Below are some records: retype them all exactly, but not the pictures.

**RECORDED DATA:**
/---

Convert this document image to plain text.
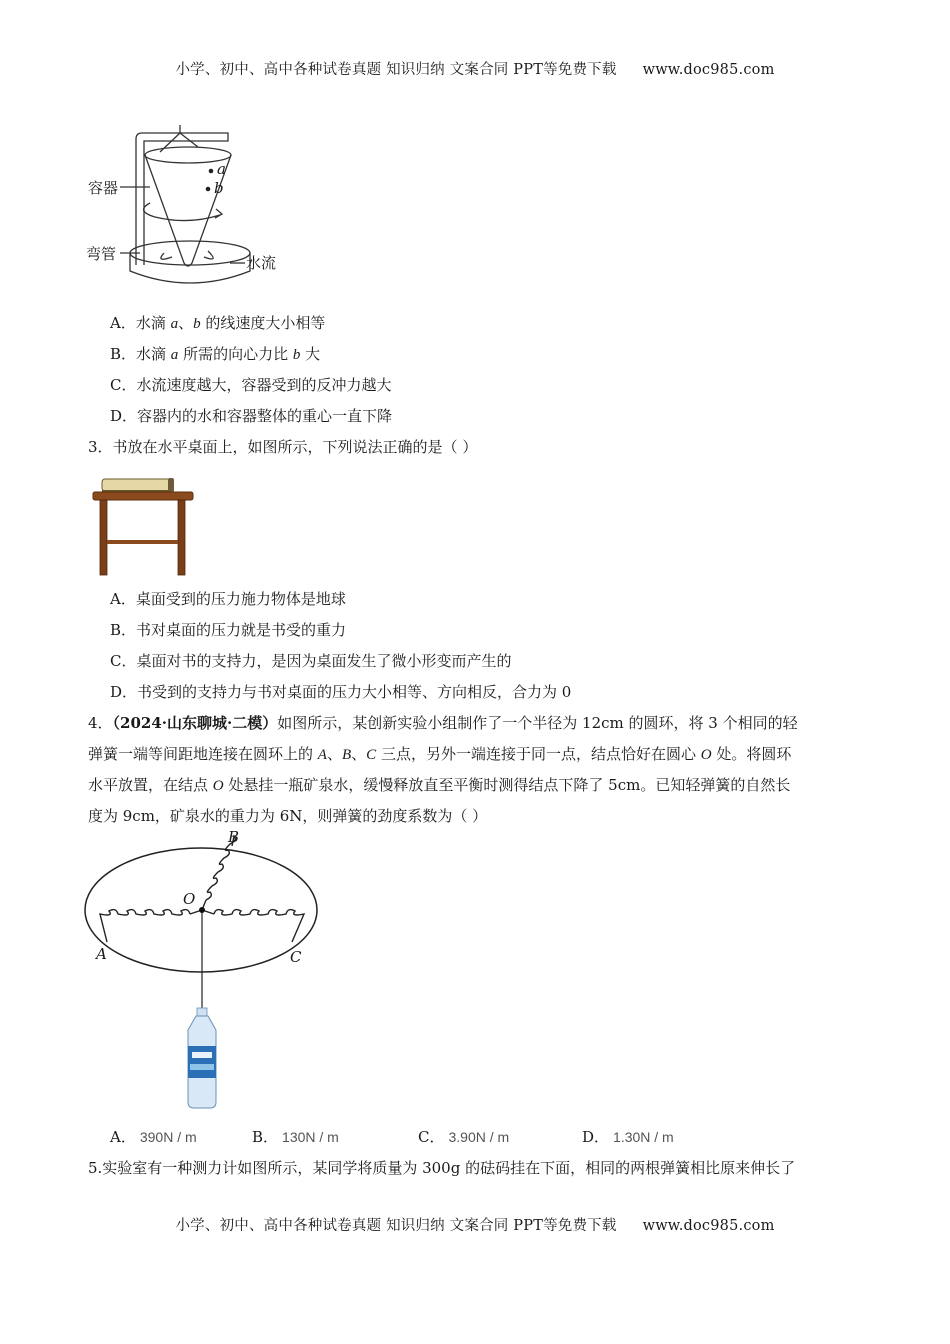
小学、初中、高中各种试卷真题 知识归纳 文案合同 PPT等免费下载 www.doc985.com
容器
弯管	水流
a
b
A．水滴 a、b 的线速度大小相等
B．水滴 a 所需的向心力比 b 大
C．水流速度越大，容器受到的反冲力越大
D．容器内的水和容器整体的重心一直下降
3．书放在水平桌面上，如图所示，下列说法正确的是（ ）
A．桌面受到的压力施力物体是地球
B．书对桌面的压力就是书受的重力
C．桌面对书的支持力，是因为桌面发生了微小形变而产生的
D．书受到的支持力与书对桌面的压力大小相等、方向相反，合力为 0
4．（2024·山东聊城·二模）如图所示，某创新实验小组制作了一个半径为 12cm 的圆环，将 3 个相同的轻
弹簧一端等间距地连接在圆环上的 A、B、C 三点，另外一端连接于同一点，结点恰好在圆心 O 处。将圆环
水平放置，在结点 O 处悬挂一瓶矿泉水，缓慢释放直至平衡时测得结点下降了 5cm。已知轻弹簧的自然长
度为 9cm，矿泉水的重力为 6N，则弹簧的劲度系数为（ ）
B
O
A	C
A． 390N / m	B． 130N / m	C． 3.90N / m	D． 1.30N / m
5.实验室有一种测力计如图所示，某同学将质量为 300g 的砝码挂在下面，相同的两根弹簧相比原来伸长了
小学、初中、高中各种试卷真题 知识归纳 文案合同 PPT等免费下载 www.doc985.com
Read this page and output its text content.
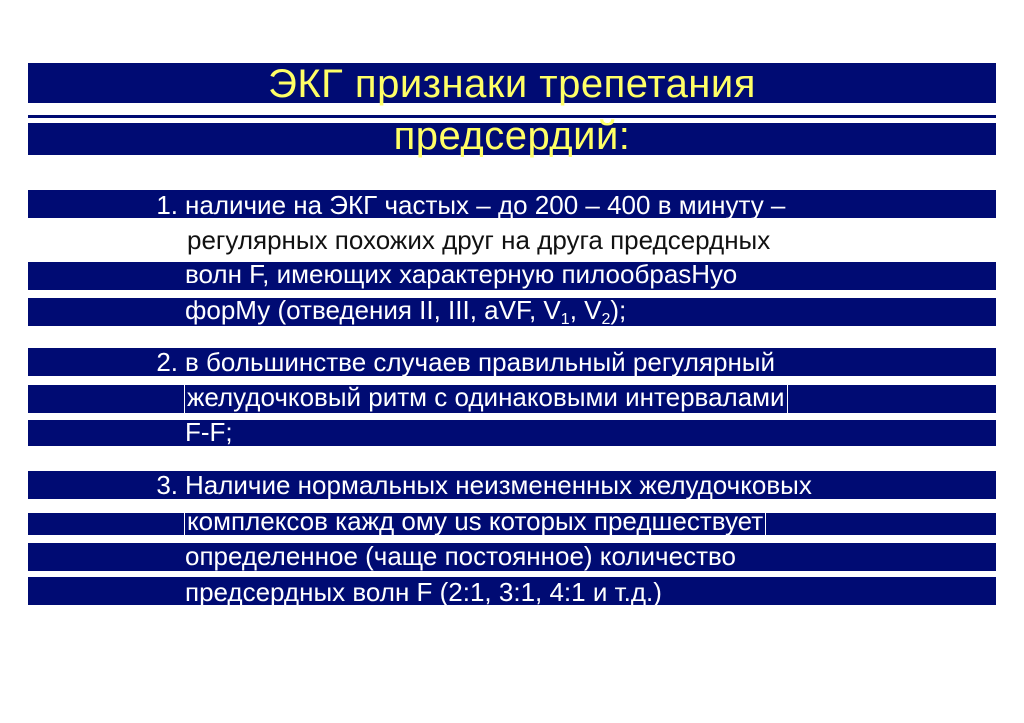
ЭКГ признаки трепетания
предсердий:
1. наличие на ЭКГ частых – до 200 – 400 в минуту –
регулярных похожих друг на друга предсердных
волн F, имеющих характерную пилообрasНуо
форМу (отведения II, III, aVF, $V_1$, $V_2$);
2. в большинстве случаев правильный регулярный
желудочковый ритм с одинаковыми интервалами
F-F;
3. Наличие нормальных неизмененных желудочковых
комплексов кажд ому us которых предшествует
определенное (чаще постоянное) количество
предсердных волн F (2:1, 3:1, 4:1 и т.д.)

\---

**ANSWER:**
Convert this document image to plain text.
小学、初中、高中各种试卷真题 知识归纳 文案合同 PPT等免费下载 www.doc985.com
容器
弯管	水流
a
b
A．水滴 a、b 的线速度大小相等
B．水滴 a 所需的向心力比 b 大
C．水流速度越大，容器受到的反冲力越大
D．容器内的水和容器整体的重心一直下降
3．书放在水平桌面上，如图所示，下列说法正确的是（ ）
A．桌面受到的压力施力物体是地球
B．书对桌面的压力就是书受的重力
C．桌面对书的支持力，是因为桌面发生了微小形变而产生的
D．书受到的支持力与书对桌面的压力大小相等、方向相反，合力为 0
4．（2024·山东聊城·二模）如图所示，某创新实验小组制作了一个半径为 12cm 的圆环，将 3 个相同的轻
弹簧一端等间距地连接在圆环上的 A、B、C 三点，另外一端连接于同一点，结点恰好在圆心 O 处。将圆环
水平放置，在结点 O 处悬挂一瓶矿泉水，缓慢释放直至平衡时测得结点下降了 5cm。已知轻弹簧的自然长
度为 9cm，矿泉水的重力为 6N，则弹簧的劲度系数为（ ）
B
O
A	C
A． 390N / m	B． 130N / m	C． 3.90N / m	D． 1.30N / m
5.实验室有一种测力计如图所示，某同学将质量为 300g 的砝码挂在下面，相同的两根弹簧相比原来伸长了
小学、初中、高中各种试卷真题 知识归纳 文案合同 PPT等免费下载 www.doc985.com
Read this page and output its text content.
ЭКГ признаки трепетания
предсердий:
1. наличие на ЭКГ частых – до 200 – 400 в минуту –
регулярных похожих друг на друга предсердных
волн F, имеющих характерную пилообрasНуо
форМу (отведения II, III, aVF, $V_1$, $V_2$);
2. в большинстве случаев правильный регулярный
желудочковый ритм с одинаковыми интервалами
F-F;
3. Наличие нормальных неизмененных желудочковых
комплексов кажд ому us которых предшествует
определенное (чаще постоянное) количество
предсердных волн F (2:1, 3:1, 4:1 и т.д.)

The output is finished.